研究原文 |
Published online 2005-07-28. doi: 10.11569/wcjd.v13.i14.1658
修回日期: 2005-04-07
接受日期: 2005-04-09
在线出版日期: 2005-07-28
目的: 通过Maxizyme 胞外、胞内及整体水平对肝癌突变抑癌基因p53的抑制作用, 为肝癌的基因治疗探索一条新途径.
方法: 应用计算机设计针对人肝癌突变抑癌基因p53(mtp53)249位密码子的Maxizyme(Mz)和对照大酶asMz, 应用分子克隆技术构建核酶的细胞外转录载体和真核表达载体. 应用RiboMAXTM large Scale RNA production systems胞外转录出核酶和靶基因, 进行细胞外切割反应, 检测大酶对mtp53的切割作用, 同时检测对野生型p53(wtp53)是否具有切割作用. 在脂质体 LipofectamineTM2000的介导下稳定转染含有突变型p53, 且突变位点在249位密码子的人肝癌细胞MHCC97, 应用Northern Blot,Western Blot等方法检测大酶在细胞内的表达及对肝癌细胞mtp53的抑制作用. 建立人肝癌裸鼠皮下移植瘤模型, 将荷瘤裸鼠随机分为空白对照组、空载体组和基因治疗组. 观察肿瘤生长情况并记录动物死亡时间, 绘制肿瘤生长曲线和生存期图. RT-PCR检测mtp53mRNA表达水平的变化.
结果: 成功构建核酶基因并将其正确克隆入细胞外转录载体pBSKU6和真核载体pEGFPC1中. Mz在细胞外具有良好的切割靶基因mtp53活性, 切割效率为49%, 而对野生型p53无切割作用, asMz对突变型p53及野生型p53均无明显切割作用. 在脂质体LipofectAMINETM2000的介导下成功转染肝癌细胞MHCC97, 嵌于U6表达系统中的Mz在细胞内高效表达. Northern Blot检测证实pEGFPMz组mtp53的mRNA水平明显下调, Mz在细胞内的切割效率为65%. Western Blot结果提示基因治疗组mtp53的蛋白表达明显下降, 切割效率为67%. 动物试验证实Mz可减慢裸鼠肿瘤生长速度,Mz治疗组荷瘤鼠生存期明显延长. PT-PCR检测到Mz治疗组裸鼠肿瘤组织mtp53的mRNA水平明显下调(mtp53 mRNA: 0.95±0.13 vs 1.44±0.14, 1.47±0.12; P<0.05).
结论: Mz可有效切割mtp53, 抑制其mRNA和蛋白质的表达, 有效抑制肝癌细胞的生长.

已存条目
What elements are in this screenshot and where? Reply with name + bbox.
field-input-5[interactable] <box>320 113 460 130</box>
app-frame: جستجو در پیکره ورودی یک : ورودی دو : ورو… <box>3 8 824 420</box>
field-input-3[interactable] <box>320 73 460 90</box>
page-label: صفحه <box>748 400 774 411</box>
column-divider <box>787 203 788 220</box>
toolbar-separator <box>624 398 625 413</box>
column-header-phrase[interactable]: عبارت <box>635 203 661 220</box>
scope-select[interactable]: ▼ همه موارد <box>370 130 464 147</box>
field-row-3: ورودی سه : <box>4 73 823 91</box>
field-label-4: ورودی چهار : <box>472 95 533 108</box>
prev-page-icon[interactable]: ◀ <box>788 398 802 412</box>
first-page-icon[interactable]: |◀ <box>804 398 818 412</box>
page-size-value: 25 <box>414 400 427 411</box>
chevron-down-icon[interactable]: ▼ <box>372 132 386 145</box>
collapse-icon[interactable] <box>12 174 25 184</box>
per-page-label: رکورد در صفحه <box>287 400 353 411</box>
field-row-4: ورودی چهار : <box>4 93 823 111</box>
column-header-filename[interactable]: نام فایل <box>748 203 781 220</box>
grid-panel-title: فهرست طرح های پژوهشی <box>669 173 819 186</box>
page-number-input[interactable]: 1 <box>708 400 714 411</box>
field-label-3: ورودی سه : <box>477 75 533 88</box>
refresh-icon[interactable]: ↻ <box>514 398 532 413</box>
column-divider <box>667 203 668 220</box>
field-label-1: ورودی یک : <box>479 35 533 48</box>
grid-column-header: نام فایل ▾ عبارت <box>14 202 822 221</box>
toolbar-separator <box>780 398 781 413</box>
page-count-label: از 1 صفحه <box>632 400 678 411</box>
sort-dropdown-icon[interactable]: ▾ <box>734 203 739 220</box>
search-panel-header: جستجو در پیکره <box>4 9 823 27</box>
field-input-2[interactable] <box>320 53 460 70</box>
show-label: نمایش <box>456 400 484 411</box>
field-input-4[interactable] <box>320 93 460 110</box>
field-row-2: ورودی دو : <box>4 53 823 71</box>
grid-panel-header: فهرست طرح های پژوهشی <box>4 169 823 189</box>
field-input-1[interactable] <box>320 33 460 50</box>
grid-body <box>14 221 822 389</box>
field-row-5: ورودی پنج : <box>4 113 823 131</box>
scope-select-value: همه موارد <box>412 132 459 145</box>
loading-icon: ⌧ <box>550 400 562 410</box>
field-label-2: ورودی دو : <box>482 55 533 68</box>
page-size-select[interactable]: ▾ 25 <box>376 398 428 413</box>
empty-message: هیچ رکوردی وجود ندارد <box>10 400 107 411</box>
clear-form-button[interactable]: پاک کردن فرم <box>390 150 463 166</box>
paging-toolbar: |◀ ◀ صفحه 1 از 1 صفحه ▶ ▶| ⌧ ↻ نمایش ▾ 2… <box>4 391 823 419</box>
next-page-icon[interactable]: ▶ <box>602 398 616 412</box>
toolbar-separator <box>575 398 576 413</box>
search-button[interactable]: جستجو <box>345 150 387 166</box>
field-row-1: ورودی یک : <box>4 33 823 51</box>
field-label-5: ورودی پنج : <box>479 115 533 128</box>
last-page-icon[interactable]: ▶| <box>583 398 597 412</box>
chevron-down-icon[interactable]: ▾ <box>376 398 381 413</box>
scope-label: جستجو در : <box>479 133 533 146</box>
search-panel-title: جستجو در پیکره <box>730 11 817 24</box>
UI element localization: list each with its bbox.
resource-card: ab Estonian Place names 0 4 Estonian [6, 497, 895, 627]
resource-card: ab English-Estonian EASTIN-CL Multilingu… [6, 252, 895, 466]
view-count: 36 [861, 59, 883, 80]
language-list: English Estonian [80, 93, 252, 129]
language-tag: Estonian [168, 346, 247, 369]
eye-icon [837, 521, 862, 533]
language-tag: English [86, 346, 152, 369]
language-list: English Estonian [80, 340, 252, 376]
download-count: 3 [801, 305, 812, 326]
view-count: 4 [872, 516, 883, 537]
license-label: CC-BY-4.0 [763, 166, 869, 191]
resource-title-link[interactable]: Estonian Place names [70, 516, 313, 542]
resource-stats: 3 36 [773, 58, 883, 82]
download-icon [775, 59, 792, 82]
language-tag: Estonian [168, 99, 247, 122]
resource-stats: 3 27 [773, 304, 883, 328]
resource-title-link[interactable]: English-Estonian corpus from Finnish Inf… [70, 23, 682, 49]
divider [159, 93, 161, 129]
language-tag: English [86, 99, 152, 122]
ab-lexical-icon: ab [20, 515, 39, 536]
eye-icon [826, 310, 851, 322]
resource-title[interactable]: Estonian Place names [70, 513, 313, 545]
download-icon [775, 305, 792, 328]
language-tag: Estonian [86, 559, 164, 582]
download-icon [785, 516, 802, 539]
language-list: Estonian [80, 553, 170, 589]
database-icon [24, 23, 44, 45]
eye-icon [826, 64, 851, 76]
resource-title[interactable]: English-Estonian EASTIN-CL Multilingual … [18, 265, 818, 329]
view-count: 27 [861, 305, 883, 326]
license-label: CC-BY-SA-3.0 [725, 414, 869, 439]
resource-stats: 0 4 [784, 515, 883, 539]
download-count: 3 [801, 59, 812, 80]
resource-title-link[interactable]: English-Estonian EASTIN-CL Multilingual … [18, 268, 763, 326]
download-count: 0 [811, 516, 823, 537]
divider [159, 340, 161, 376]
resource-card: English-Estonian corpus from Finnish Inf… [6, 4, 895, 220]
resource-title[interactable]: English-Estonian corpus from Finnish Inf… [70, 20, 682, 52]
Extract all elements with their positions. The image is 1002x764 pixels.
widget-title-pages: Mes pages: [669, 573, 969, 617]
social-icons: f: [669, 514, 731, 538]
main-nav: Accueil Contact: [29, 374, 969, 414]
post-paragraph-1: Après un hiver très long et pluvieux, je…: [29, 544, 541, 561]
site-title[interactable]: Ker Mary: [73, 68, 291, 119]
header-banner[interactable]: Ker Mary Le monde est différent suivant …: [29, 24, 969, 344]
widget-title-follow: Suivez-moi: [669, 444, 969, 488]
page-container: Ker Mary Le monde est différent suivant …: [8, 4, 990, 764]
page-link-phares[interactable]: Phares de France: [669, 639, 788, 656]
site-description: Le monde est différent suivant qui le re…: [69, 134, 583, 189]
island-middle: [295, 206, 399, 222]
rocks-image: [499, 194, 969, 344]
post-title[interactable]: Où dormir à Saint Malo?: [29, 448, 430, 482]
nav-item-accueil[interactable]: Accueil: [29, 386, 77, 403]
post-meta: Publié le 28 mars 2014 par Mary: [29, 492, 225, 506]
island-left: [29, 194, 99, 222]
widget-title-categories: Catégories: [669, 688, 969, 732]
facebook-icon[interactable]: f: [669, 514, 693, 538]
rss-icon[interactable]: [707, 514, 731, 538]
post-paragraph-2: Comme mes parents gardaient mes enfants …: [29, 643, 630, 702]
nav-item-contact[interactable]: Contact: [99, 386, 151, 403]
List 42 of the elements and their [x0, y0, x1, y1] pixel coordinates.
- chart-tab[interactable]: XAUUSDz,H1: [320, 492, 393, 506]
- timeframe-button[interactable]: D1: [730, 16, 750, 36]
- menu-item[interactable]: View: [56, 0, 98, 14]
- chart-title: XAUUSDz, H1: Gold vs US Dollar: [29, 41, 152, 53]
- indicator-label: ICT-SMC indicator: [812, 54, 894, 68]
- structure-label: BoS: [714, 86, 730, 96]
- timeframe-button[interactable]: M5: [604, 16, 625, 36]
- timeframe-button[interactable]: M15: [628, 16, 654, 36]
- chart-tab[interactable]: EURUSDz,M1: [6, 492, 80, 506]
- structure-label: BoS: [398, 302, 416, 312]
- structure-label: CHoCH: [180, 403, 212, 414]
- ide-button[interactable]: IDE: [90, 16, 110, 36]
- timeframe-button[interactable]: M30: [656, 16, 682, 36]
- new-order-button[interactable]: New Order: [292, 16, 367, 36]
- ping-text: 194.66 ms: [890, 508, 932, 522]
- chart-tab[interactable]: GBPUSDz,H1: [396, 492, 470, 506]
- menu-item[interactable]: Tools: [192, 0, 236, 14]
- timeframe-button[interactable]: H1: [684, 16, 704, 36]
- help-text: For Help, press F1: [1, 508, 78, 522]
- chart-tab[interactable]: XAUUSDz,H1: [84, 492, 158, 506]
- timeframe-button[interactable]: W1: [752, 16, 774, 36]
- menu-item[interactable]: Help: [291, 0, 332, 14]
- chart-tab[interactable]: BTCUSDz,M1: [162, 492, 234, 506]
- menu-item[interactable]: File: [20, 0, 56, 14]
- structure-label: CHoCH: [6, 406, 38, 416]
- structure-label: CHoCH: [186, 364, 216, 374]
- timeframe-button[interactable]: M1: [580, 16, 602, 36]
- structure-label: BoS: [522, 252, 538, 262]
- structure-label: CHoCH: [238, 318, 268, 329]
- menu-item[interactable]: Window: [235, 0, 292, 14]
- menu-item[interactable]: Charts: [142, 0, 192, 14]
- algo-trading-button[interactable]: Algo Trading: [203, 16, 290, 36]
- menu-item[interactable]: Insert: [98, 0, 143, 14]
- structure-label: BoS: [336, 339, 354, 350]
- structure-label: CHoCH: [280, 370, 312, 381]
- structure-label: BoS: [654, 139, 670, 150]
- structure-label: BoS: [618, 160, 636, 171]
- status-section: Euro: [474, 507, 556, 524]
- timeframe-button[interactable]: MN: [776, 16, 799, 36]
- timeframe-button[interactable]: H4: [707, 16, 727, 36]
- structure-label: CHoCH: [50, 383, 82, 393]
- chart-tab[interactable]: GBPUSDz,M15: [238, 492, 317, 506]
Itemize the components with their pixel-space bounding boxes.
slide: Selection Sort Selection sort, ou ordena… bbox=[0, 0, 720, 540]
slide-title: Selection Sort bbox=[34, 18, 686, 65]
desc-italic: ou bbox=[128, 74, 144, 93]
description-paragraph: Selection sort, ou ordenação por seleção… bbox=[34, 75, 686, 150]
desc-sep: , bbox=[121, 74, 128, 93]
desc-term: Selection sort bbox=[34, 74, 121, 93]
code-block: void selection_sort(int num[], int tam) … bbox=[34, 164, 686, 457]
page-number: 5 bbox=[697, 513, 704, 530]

练习内容 |
A) 根据研究原文，Mz在细胞外切割mtp53的效率是多少？
B) 对照研究原文，判断下面每句话是否和原文一致，并引用原文中起决定作用的字句：(i) Mz对野生型p53也有切割作用；(ii) 荷瘤裸鼠被随机分成空白对照组、空载体组和基因治疗组三组；(iii) Western Blot结果显示基因治疗组的切割效率为67%。

练习答案 |
A) 49%。

B)
(i) 否。“而对野生型p53无切割作用”
(ii) 是。“将荷瘤裸鼠随机分为空白对照组、空载体组和基因治疗组”
(iii) 是。“Western Blot结果提示基因治疗组mtp53的蛋白表达明显下降, 切割效率为67%”